[Entries taken from a collection]
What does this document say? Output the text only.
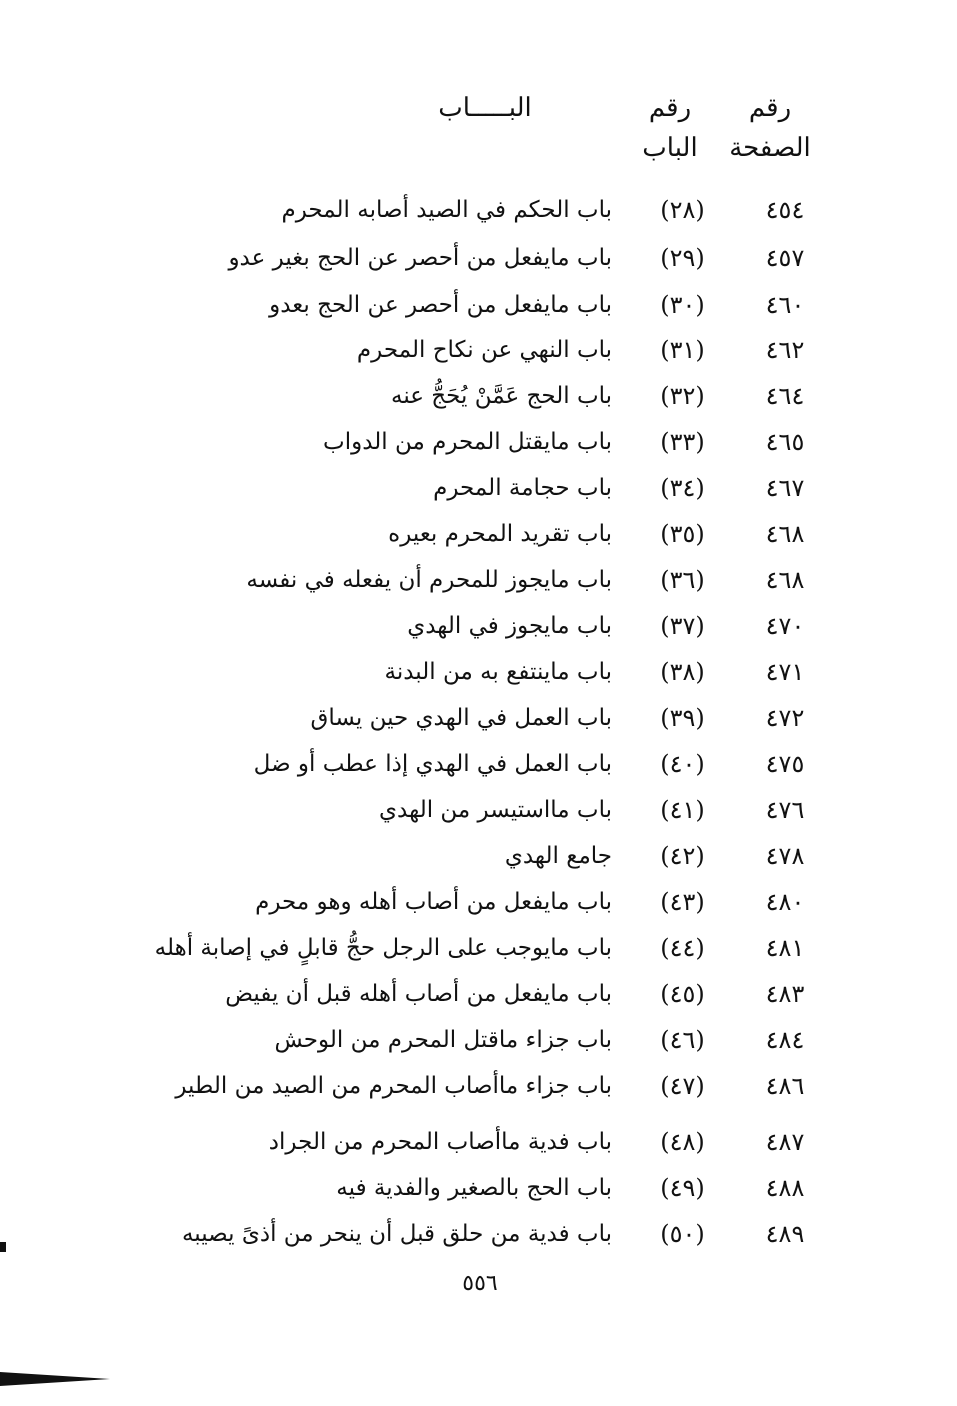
رقم
الصفحة
رقم
الباب
البـــــاب
٤٥٤
(٢٨)
باب الحكم في الصيد أصابه المحرم
٤٥٧
(٢٩)
باب مايفعل من أحصر عن الحج بغير عدو
٤٦٠
(٣٠)
باب مايفعل من أحصر عن الحج بعدو
٤٦٢
(٣١)
باب النهي عن نكاح المحرم
٤٦٤
(٣٢)
باب الحج عَمَّنْ يُحَجُّ عنه
٤٦٥
(٣٣)
باب مايقتل المحرم من الدواب
٤٦٧
(٣٤)
باب حجامة المحرم
٤٦٨
(٣٥)
باب تقريد المحرم بعيره
٤٦٨
(٣٦)
باب مايجوز للمحرم أن يفعله في نفسه
٤٧٠
(٣٧)
باب مايجوز في الهدي
٤٧١
(٣٨)
باب ماينتفع به من البدنة
٤٧٢
(٣٩)
باب العمل في الهدي حين يساق
٤٧٥
(٤٠)
باب العمل في الهدي إذا عطب أو ضل
٤٧٦
(٤١)
باب مااستيسر من الهدي
٤٧٨
(٤٢)
جامع الهدي
٤٨٠
(٤٣)
باب مايفعل من أصاب أهله وهو محرم
٤٨١
(٤٤)
باب مايوجب على الرجل حجُّ قابلٍ في إصابة أهله
٤٨٣
(٤٥)
باب مايفعل من أصاب أهله قبل أن يفيض
٤٨٤
(٤٦)
باب جزاء ماقتل المحرم من الوحش
٤٨٦
(٤٧)
باب جزاء ماأصاب المحرم من الصيد من الطير
٤٨٧
(٤٨)
باب فدية ماأصاب المحرم من الجراد
٤٨٨
(٤٩)
باب الحج بالصغير والفدية فيه
٤٨٩
(٥٠)
باب فدية من حلق قبل أن ينحر من أذىً يصيبه
٥٥٦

* AIM *
Quote every record above exactly, omitting any pictures they contain.

* FULL SOLUTION *
What does this document say? Output the text only.
رقم
الصفحة
رقم
الباب
البـــــاب
٤٥٤
(٢٨)
باب الحكم في الصيد أصابه المحرم
٤٥٧
(٢٩)
باب مايفعل من أحصر عن الحج بغير عدو
٤٦٠
(٣٠)
باب مايفعل من أحصر عن الحج بعدو
٤٦٢
(٣١)
باب النهي عن نكاح المحرم
٤٦٤
(٣٢)
باب الحج عَمَّنْ يُحَجُّ عنه
٤٦٥
(٣٣)
باب مايقتل المحرم من الدواب
٤٦٧
(٣٤)
باب حجامة المحرم
٤٦٨
(٣٥)
باب تقريد المحرم بعيره
٤٦٨
(٣٦)
باب مايجوز للمحرم أن يفعله في نفسه
٤٧٠
(٣٧)
باب مايجوز في الهدي
٤٧١
(٣٨)
باب ماينتفع به من البدنة
٤٧٢
(٣٩)
باب العمل في الهدي حين يساق
٤٧٥
(٤٠)
باب العمل في الهدي إذا عطب أو ضل
٤٧٦
(٤١)
باب مااستيسر من الهدي
٤٧٨
(٤٢)
جامع الهدي
٤٨٠
(٤٣)
باب مايفعل من أصاب أهله وهو محرم
٤٨١
(٤٤)
باب مايوجب على الرجل حجُّ قابلٍ في إصابة أهله
٤٨٣
(٤٥)
باب مايفعل من أصاب أهله قبل أن يفيض
٤٨٤
(٤٦)
باب جزاء ماقتل المحرم من الوحش
٤٨٦
(٤٧)
باب جزاء ماأصاب المحرم من الصيد من الطير
٤٨٧
(٤٨)
باب فدية ماأصاب المحرم من الجراد
٤٨٨
(٤٩)
باب الحج بالصغير والفدية فيه
٤٨٩
(٥٠)
باب فدية من حلق قبل أن ينحر من أذىً يصيبه
٥٥٦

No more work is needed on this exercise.